SOURCE EXTRACT:
++++++

Ouch, that stinks. Contact the police and let them handle it, and maybe your bank too. It should be pretty easy to find out where the funds went as he's gotta deposit that check somewhere.


----------



## TexasSnowStorm

Thats exactly what i was thinkin


----------



## Texas Jeweler

Chances are, this perp took the check to the writers bank and cashed it there. This is not the first time we have heard of similar scam and it is just outright theft.


----------



## crashboatbasin

I hope i hear his name i cant stand a thief , what goes around comes around !!!!!


----------



## fishtale

For a long post it was very well written and easy to read, I'm sure that's not what you're wanting to hear right now, but I can only sympathize with you, totally sucks.

I hope they catch this low life &&$%@#$%^.


----------



## Bledsinger

Bank should have him on video cam.


----------



## justletmein

Texas Jeweler said:


> Chances are, this perp took the check to the writers bank and cashed it there. This is not the first time we have heard of similar scam and it is just outright theft.


$4,800 check that dude will be positively ID'd before his bank hands over the cash and probably have to give a thumb print as well. I think we'll be reading before too long about the guy doing some time. If he gets charged with felonies as a result he'll lose a lot of firearms privileges as well which will hurt even more every time season rolls around.

++++++

Labeled box records:
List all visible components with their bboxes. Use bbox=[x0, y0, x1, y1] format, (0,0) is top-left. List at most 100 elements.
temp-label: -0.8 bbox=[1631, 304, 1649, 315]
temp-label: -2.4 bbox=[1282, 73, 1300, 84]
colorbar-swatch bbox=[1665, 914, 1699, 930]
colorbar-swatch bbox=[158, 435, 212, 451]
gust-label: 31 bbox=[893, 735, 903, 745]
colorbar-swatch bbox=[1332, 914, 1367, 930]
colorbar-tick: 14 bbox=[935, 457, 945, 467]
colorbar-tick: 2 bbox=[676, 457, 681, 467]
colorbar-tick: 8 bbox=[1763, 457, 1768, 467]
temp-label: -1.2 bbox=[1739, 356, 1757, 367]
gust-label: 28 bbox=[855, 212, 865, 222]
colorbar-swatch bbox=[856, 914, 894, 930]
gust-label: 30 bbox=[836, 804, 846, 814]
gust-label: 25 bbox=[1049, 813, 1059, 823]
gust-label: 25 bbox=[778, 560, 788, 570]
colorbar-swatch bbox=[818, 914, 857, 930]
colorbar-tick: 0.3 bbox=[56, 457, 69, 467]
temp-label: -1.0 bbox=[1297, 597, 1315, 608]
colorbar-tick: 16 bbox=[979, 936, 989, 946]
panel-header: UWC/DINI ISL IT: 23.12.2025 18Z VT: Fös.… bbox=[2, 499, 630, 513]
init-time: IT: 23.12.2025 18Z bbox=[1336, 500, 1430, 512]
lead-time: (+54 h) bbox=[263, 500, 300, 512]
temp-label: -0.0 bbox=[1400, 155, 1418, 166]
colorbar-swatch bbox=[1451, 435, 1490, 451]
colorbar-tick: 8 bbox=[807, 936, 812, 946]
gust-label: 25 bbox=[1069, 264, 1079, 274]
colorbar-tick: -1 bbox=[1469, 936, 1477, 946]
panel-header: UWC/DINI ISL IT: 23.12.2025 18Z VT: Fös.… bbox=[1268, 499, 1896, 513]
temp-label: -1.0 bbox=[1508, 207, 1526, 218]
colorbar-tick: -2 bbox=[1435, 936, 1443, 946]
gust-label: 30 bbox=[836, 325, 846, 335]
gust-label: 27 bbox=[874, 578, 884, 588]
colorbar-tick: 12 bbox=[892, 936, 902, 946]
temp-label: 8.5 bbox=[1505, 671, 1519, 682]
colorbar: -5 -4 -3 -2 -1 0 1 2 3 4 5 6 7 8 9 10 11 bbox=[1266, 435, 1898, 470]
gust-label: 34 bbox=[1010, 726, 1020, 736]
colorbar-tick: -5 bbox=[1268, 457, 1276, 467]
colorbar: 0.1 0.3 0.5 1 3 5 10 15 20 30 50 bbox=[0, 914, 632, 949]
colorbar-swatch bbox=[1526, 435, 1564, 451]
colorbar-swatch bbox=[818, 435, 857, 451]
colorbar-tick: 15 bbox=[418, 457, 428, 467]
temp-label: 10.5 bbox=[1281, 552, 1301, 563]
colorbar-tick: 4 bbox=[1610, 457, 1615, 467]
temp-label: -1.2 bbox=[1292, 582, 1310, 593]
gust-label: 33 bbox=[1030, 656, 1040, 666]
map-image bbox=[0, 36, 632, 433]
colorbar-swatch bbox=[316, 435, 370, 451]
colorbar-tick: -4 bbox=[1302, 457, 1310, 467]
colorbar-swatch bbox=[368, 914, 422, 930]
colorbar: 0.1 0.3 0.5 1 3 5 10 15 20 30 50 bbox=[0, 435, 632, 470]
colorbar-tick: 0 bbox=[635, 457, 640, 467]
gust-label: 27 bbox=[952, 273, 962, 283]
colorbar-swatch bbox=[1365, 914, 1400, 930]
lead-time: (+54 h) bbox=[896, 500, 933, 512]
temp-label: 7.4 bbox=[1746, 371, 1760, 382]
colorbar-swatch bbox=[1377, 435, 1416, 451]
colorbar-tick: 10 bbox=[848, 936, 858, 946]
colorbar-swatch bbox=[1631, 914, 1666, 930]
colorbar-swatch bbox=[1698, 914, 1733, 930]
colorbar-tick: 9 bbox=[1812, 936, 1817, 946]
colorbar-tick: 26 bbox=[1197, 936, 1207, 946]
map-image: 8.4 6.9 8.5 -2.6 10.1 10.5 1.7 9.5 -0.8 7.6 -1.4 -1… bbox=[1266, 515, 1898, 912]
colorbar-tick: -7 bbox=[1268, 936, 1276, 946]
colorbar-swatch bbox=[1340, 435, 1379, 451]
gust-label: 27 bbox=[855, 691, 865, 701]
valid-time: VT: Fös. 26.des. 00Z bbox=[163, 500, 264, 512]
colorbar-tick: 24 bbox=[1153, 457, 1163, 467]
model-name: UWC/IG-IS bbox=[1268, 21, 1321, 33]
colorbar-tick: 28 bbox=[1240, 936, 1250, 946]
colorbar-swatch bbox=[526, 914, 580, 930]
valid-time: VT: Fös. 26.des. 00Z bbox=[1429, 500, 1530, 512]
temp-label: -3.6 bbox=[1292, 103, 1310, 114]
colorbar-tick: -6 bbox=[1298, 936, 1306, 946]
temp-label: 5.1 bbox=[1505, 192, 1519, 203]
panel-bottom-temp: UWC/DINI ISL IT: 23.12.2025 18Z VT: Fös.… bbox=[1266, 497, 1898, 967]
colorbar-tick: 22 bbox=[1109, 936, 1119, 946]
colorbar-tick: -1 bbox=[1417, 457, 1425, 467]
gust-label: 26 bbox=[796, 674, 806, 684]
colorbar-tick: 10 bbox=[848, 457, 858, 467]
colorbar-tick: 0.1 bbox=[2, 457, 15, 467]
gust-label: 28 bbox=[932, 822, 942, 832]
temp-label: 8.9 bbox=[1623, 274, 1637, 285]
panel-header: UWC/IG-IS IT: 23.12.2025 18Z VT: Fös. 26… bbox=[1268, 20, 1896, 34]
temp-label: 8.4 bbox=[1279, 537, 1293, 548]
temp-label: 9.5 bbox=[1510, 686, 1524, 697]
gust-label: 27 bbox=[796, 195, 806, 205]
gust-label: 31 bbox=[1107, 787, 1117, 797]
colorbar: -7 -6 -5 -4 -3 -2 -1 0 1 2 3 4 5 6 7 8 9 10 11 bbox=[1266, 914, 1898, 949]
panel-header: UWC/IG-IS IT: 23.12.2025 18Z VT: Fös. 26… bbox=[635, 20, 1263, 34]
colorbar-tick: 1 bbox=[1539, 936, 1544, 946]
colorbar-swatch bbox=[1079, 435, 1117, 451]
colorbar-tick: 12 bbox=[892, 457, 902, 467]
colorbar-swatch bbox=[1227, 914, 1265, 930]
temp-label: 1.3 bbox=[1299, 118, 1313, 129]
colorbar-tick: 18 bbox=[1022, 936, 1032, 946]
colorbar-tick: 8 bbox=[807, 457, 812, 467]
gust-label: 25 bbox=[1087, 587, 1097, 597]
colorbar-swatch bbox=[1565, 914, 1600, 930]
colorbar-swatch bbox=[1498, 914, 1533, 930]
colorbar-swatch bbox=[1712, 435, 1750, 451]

++++++

Please print the part of the forum thread that opens with the words containing "## fishtale" and closes with "you, totally sucks.", word for word.

## fishtale

For a long post it was very well written and easy to read, I'm sure that's not what you're wanting to hear right now, but I can only sympathize with you, totally sucks.